== STATED TASK ==
Would you pull out every line of the material that contains the string "frac"?

== PROVIDED MATERIAL ==
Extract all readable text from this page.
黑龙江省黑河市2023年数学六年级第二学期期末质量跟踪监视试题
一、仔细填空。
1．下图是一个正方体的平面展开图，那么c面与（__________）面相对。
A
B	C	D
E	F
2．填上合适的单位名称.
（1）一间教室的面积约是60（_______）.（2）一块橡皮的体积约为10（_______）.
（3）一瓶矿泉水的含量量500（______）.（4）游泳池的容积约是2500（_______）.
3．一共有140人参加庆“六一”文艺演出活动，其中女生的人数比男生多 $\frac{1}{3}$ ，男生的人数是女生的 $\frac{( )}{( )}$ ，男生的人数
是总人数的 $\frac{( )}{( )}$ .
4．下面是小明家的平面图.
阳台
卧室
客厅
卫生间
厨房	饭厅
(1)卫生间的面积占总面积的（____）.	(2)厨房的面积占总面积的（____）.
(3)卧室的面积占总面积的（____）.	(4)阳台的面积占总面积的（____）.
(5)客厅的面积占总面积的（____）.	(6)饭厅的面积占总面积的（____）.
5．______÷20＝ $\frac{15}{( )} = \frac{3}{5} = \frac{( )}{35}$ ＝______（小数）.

== ANSWER IN FULL ==
3．一共有140人参加庆“六一”文艺演出活动，其中女生的人数比男生多 $\frac{1}{3}$ ，男生的人数是女生的 $\frac{( )}{( )}$ ，男生的人数
是总人数的 $\frac{( )}{( )}$ .
5．______÷20＝ $\frac{15}{( )} = \frac{3}{5} = \frac{( )}{35}$ ＝______（小数）.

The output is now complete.